• **Requirements**
Write out the listing below exactly, and omit any images you find in it.

(A block of data)
◇ ◇ ◇ ◇

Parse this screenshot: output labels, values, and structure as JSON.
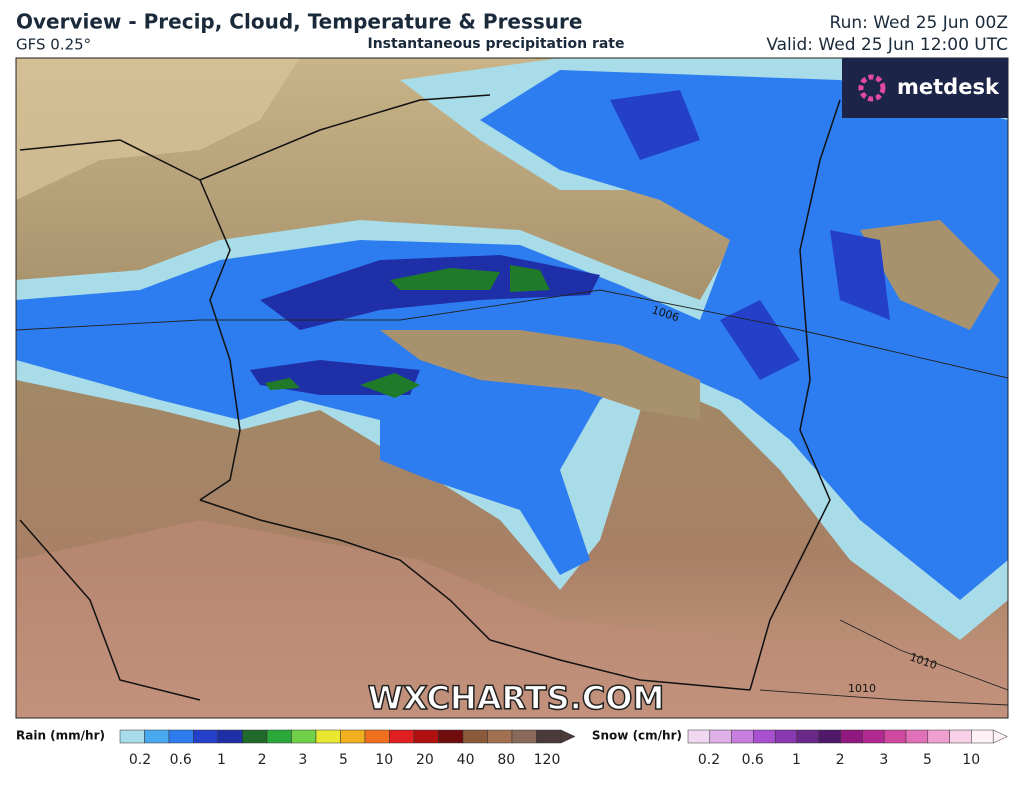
{
  "header": {
    "title": "Overview - Precip, Cloud, Temperature & Pressure",
    "model": "GFS 0.25°",
    "product": "Instantaneous precipitation rate",
    "run": "Run: Wed 25 Jun 00Z",
    "valid": "Valid: Wed 25 Jun 12:00 UTC"
  },
  "logo": "metdesk",
  "watermark": "WXCHARTS.COM",
  "isobar_labels": [
    "1006",
    "1010",
    "1010"
  ],
  "legend": {
    "rain": {
      "label": "Rain (mm/hr)",
      "ticks": [
        "0.2",
        "0.6",
        "1",
        "2",
        "3",
        "5",
        "10",
        "20",
        "40",
        "80",
        "120"
      ]
    },
    "snow": {
      "label": "Snow (cm/hr)",
      "ticks": [
        "0.2",
        "0.6",
        "1",
        "2",
        "3",
        "5",
        "10"
      ]
    }
  }
}
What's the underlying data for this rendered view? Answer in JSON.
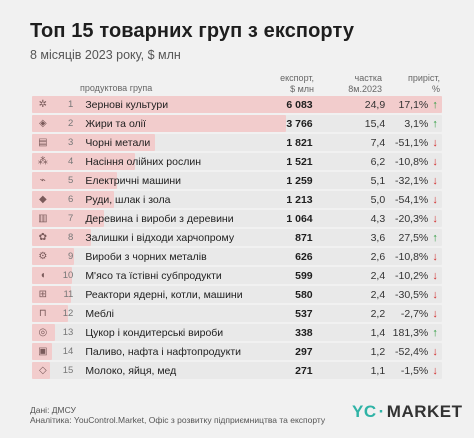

◇ ◇ ◇ ◇

• **Reply**
Parse this screenshot: output labels, values, and structure as JSON.
{
  "header": {
    "title": "Overview - Precip, Cloud, Temperature & Pressure",
    "model": "GFS 0.25°",
    "product": "Instantaneous precipitation rate",
    "run": "Run: Wed 25 Jun 00Z",
    "valid": "Valid: Wed 25 Jun 12:00 UTC"
  },
  "logo": "metdesk",
  "watermark": "WXCHARTS.COM",
  "isobar_labels": [
    "1006",
    "1010",
    "1010"
  ],
  "legend": {
    "rain": {
      "label": "Rain (mm/hr)",
      "ticks": [
        "0.2",
        "0.6",
        "1",
        "2",
        "3",
        "5",
        "10",
        "20",
        "40",
        "80",
        "120"
      ]
    },
    "snow": {
      "label": "Snow (cm/hr)",
      "ticks": [
        "0.2",
        "0.6",
        "1",
        "2",
        "3",
        "5",
        "10"
      ]
    }
  }
}
What's the underlying data for this rendered view? Answer in JSON.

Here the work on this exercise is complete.